KRÓTKIE ZADANIE 1:
Należy wypisać bez żadnych zmian wiersze wykazu, zaczynając od jego pierwszego wiersza i kończąc na wierszu zawierającym „bar-uncomfortable: Uncomfortable: [14, 851, 1165, 955]”, który również należy uwzględnić.

Niedziela Męki Pańskiej

Wziął z sobą Piotra, Jakuba i Jana i począł drżeć oraz odczuwać trwogę. I rzekł do nich: Smutna jest moja dusza aż do śmierci; zostańcie tu i czuwajcie. I odszedłszy nieco do przodu, padł na ziemię i modlił się, żeby – jeśli to możliwe – ominęła Go ta godzina
Mk 14, 33-35

Przed Męką Jezus idzie do Ogrodu Oliwnego, żeby ostatnie godziny spędzić na modlitwie.
Razem z wszystkimi apostołami wyszli z stronę Getstemani. Ale tylko wybrani mogli zostać blisko Niego - ci, którzy wcześniej byli uczestnikami Jego przemienienia na Górze Tabor.

Zaczął drżeć i odczuwać trwogę. Jego lęk  był tak widoczny.
Dla nas jest to oczywiste, że Jezus był w Ogrójcu i się modlił. Ale widzimy to raczej jako coś spokojnego. A On drżał na całym ciele. I ściekał z Niego krwawy pot.

DOSTARCZONE DANE:
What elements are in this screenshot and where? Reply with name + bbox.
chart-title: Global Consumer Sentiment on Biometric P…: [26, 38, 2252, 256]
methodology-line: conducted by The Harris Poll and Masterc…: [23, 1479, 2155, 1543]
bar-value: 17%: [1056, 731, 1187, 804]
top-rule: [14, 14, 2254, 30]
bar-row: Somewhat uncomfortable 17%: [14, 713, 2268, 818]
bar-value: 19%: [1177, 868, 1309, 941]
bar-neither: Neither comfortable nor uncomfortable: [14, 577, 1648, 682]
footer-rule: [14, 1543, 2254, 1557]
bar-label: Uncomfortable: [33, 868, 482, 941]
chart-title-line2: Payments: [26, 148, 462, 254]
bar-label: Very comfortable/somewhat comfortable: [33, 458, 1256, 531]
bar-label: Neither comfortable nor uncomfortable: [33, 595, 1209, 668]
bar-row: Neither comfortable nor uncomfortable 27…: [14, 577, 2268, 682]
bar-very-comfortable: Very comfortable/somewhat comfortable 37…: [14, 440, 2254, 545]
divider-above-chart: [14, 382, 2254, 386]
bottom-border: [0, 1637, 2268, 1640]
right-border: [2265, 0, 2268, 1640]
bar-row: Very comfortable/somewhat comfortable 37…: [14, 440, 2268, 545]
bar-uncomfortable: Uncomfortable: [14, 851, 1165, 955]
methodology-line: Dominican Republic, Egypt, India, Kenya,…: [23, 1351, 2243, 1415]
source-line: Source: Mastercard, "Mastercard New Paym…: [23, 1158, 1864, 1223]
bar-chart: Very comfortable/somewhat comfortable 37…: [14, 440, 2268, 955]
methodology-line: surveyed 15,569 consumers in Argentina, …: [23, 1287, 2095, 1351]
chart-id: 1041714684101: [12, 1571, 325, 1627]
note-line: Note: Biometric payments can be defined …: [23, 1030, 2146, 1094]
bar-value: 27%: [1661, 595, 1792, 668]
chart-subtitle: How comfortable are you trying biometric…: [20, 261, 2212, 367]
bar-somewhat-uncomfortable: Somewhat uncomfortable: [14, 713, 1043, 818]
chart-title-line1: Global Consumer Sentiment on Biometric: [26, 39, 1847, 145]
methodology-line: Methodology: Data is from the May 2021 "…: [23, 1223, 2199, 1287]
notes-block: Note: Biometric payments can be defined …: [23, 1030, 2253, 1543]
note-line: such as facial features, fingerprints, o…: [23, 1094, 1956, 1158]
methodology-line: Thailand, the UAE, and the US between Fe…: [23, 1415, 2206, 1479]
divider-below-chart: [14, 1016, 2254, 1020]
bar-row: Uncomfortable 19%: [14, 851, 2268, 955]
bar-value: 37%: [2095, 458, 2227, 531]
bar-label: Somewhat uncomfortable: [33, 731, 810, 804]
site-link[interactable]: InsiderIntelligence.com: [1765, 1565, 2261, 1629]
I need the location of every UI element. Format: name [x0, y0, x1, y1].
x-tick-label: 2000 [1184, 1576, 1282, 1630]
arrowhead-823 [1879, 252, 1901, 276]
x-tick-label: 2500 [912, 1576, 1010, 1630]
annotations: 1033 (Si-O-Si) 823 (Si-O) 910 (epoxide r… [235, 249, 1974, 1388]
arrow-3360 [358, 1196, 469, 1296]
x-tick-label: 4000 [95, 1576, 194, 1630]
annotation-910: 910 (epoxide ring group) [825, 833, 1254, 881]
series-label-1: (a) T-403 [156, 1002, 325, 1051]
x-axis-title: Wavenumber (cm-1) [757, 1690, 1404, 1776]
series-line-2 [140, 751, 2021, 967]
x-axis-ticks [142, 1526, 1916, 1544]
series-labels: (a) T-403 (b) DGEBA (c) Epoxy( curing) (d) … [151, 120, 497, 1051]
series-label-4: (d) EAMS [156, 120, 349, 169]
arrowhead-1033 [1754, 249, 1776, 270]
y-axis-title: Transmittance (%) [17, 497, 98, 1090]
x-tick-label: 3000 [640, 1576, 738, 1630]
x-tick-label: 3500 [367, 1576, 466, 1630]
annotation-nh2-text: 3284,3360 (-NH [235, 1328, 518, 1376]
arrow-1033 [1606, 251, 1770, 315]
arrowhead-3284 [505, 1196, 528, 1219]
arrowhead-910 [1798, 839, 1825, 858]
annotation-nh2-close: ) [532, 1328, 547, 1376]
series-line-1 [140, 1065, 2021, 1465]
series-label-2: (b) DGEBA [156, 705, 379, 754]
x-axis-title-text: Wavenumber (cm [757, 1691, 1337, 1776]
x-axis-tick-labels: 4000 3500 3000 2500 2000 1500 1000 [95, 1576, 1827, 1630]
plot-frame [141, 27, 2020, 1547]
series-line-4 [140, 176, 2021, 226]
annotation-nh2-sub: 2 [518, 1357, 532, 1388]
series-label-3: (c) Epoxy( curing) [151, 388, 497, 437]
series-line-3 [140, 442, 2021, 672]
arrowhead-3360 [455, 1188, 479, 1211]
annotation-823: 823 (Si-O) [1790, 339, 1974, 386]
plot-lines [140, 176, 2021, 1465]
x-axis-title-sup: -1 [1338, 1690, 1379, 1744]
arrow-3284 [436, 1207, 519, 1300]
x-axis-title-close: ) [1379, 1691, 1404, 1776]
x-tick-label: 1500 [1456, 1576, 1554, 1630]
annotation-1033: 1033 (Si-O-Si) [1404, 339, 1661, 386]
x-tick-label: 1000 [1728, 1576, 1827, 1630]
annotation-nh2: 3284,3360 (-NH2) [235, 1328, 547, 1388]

KRÓTKIE ZADANIE 2:
Proszę zwrócić w całości i bez zmian rozważanie na Niedzielę Męki Pańskiej.

ODPOWIEDŹ 1:
What elements are in this screenshot and where? Reply with name + bbox.
chart-title: Global Consumer Sentiment on Biometric P…: [26, 38, 2252, 256]
methodology-line: conducted by The Harris Poll and Masterc…: [23, 1479, 2155, 1543]
bar-value: 17%: [1056, 731, 1187, 804]
top-rule: [14, 14, 2254, 30]
bar-row: Somewhat uncomfortable 17%: [14, 713, 2268, 818]
bar-value: 19%: [1177, 868, 1309, 941]
bar-neither: Neither comfortable nor uncomfortable: [14, 577, 1648, 682]
footer-rule: [14, 1543, 2254, 1557]
bar-label: Uncomfortable: [33, 868, 482, 941]
chart-title-line2: Payments: [26, 148, 462, 254]
bar-label: Very comfortable/somewhat comfortable: [33, 458, 1256, 531]
bar-label: Neither comfortable nor uncomfortable: [33, 595, 1209, 668]
bar-row: Neither comfortable nor uncomfortable 27…: [14, 577, 2268, 682]
bar-very-comfortable: Very comfortable/somewhat comfortable 37…: [14, 440, 2254, 545]
divider-above-chart: [14, 382, 2254, 386]
bottom-border: [0, 1637, 2268, 1640]
right-border: [2265, 0, 2268, 1640]
bar-row: Very comfortable/somewhat comfortable 37…: [14, 440, 2268, 545]
bar-uncomfortable: Uncomfortable: [14, 851, 1165, 955]

ODPOWIEDŹ 2:
Niedziela Męki Pańskiej

Wziął z sobą Piotra, Jakuba i Jana i począł drżeć oraz odczuwać trwogę. I rzekł do nich: Smutna jest moja dusza aż do śmierci; zostańcie tu i czuwajcie. I odszedłszy nieco do przodu, padł na ziemię i modlił się, żeby – jeśli to możliwe – ominęła Go ta godzina
Mk 14, 33-35

Przed Męką Jezus idzie do Ogrodu Oliwnego, żeby ostatnie godziny spędzić na modlitwie.
Razem z wszystkimi apostołami wyszli z stronę Getstemani. Ale tylko wybrani mogli zostać blisko Niego - ci, którzy wcześniej byli uczestnikami Jego przemienienia na Górze Tabor.

Zaczął drżeć i odczuwać trwogę. Jego lęk  był tak widoczny.
Dla nas jest to oczywiste, że Jezus był w Ogrójcu i się modlił. Ale widzimy to raczej jako coś spokojnego. A On drżał na całym ciele. I ściekał z Niego krwawy pot.